═════ Record set

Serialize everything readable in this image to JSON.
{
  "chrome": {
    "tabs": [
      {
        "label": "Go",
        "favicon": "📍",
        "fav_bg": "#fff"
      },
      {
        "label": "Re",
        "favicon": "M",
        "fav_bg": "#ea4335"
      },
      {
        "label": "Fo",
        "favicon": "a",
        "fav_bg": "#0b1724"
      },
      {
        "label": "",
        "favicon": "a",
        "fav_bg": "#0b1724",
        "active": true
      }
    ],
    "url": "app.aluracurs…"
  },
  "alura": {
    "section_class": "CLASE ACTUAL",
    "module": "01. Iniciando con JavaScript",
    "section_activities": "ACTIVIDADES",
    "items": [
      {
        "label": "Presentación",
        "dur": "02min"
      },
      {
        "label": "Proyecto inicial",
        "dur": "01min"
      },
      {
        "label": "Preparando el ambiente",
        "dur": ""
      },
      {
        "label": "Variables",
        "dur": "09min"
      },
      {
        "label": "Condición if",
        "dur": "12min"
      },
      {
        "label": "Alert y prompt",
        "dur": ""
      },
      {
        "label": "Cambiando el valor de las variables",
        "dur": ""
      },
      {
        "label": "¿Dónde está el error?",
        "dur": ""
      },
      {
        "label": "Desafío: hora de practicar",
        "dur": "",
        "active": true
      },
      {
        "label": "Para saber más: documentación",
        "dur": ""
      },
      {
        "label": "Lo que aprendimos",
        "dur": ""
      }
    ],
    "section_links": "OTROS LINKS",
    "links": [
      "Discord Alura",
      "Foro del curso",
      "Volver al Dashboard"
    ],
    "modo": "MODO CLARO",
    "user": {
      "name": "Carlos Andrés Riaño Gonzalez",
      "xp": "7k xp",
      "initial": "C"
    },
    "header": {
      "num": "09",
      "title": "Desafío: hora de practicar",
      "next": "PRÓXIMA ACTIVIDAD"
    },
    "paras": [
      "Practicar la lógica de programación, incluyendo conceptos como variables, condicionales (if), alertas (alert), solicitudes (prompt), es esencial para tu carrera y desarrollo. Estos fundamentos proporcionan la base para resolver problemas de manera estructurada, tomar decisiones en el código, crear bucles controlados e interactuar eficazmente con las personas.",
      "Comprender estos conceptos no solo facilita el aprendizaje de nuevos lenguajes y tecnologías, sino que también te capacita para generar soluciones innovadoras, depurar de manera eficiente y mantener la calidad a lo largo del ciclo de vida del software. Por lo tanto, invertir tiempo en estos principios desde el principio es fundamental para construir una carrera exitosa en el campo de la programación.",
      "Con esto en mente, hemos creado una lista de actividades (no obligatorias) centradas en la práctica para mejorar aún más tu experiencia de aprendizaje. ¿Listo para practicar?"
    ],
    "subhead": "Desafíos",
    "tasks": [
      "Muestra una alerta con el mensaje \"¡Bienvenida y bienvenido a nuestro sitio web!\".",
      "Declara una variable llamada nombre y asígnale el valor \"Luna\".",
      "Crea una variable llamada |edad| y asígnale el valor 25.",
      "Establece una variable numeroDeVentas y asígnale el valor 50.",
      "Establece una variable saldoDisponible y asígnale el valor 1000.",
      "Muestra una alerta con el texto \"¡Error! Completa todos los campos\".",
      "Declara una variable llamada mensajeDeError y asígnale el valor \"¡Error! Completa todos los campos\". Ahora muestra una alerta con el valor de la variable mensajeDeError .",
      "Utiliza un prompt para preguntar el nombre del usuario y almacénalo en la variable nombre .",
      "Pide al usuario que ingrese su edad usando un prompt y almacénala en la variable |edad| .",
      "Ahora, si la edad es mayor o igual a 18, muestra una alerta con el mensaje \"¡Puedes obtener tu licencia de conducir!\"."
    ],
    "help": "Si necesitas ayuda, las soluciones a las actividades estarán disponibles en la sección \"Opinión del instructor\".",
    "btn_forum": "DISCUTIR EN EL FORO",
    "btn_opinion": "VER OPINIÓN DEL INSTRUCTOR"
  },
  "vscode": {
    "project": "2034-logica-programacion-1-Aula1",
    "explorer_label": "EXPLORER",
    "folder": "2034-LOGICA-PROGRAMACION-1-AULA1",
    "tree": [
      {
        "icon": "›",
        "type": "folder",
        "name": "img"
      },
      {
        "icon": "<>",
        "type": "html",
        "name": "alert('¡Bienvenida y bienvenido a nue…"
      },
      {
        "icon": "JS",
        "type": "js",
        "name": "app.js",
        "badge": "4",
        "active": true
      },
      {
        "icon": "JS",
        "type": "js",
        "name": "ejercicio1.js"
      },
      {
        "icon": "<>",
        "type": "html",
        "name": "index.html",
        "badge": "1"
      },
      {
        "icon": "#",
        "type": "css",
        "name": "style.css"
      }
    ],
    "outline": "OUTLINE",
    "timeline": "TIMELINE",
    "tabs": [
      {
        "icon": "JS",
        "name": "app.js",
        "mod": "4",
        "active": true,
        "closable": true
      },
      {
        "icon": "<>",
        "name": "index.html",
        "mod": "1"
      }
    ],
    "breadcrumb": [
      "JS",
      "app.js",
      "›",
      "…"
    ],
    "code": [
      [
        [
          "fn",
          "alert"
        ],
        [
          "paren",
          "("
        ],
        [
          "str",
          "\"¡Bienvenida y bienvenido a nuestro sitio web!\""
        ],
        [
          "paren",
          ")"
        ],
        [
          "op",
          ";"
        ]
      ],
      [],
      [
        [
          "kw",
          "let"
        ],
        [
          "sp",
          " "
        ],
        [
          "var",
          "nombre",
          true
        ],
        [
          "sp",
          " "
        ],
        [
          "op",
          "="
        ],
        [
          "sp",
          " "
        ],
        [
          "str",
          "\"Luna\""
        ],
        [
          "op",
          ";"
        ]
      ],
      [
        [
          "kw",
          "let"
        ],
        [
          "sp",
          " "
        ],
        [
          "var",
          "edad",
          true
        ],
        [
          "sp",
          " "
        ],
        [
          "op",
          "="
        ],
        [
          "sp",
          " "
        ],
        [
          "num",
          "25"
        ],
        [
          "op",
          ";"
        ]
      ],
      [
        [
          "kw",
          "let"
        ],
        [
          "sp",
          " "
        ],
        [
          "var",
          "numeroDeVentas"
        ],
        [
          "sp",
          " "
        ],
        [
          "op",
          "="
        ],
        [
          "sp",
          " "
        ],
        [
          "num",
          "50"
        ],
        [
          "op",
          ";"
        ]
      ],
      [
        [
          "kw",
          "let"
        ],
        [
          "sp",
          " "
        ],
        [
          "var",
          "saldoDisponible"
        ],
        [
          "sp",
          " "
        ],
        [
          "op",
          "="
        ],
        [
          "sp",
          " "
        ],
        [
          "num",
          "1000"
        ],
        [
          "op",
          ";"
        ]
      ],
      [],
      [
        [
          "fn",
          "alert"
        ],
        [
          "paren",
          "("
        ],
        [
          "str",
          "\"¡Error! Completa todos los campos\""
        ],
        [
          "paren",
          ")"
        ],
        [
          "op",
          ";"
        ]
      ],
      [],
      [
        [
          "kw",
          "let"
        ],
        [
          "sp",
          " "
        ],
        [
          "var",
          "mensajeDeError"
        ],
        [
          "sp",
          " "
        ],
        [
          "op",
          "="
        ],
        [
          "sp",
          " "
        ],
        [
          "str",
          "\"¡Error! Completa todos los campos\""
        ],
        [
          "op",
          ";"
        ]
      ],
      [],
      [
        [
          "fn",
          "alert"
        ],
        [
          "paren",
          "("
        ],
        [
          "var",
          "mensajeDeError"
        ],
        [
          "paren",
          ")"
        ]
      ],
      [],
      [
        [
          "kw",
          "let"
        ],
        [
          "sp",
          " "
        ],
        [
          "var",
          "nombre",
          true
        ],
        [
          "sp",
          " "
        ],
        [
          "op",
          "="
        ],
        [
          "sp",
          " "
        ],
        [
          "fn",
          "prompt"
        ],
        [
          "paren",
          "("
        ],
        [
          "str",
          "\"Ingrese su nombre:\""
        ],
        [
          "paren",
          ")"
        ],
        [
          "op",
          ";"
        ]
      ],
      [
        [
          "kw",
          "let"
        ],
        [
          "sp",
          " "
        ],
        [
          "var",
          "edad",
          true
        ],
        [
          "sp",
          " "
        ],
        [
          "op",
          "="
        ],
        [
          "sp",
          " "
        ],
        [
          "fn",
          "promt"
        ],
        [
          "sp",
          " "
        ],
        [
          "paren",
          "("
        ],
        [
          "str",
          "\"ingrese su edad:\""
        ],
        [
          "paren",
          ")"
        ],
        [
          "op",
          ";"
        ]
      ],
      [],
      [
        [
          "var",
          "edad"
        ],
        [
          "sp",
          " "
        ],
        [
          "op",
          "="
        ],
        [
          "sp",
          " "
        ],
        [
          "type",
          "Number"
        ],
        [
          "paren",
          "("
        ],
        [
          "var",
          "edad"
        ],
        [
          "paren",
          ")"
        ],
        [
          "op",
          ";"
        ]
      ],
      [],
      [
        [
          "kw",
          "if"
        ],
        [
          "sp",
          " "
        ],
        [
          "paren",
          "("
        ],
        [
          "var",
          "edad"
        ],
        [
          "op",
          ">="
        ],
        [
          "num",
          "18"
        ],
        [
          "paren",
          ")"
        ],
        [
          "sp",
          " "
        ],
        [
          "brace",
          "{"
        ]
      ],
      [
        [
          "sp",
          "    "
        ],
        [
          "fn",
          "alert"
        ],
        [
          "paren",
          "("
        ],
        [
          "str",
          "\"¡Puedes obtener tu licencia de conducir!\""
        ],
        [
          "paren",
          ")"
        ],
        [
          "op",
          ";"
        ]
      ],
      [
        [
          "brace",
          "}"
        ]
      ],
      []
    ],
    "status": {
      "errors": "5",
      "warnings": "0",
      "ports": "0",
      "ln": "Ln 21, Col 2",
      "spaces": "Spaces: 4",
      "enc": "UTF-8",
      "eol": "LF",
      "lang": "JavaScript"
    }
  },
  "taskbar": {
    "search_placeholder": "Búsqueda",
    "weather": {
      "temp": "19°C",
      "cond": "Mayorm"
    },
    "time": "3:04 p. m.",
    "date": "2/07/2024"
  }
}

══════════

### Your objective
Check the data for the word "asígnale" and pull out the lines that have it.

### Correct response
      "Declara una variable llamada nombre y asígnale el valor \"Luna\".",
      "Crea una variable llamada |edad| y asígnale el valor 25.",
      "Establece una variable numeroDeVentas y asígnale el valor 50.",
      "Establece una variable saldoDisponible y asígnale el valor 1000.",
      "Declara una variable llamada mensajeDeError y asígnale el valor \"¡Error! Completa todos los campos\". Ahora muestra una alerta con el valor de la variable mensajeDeError .",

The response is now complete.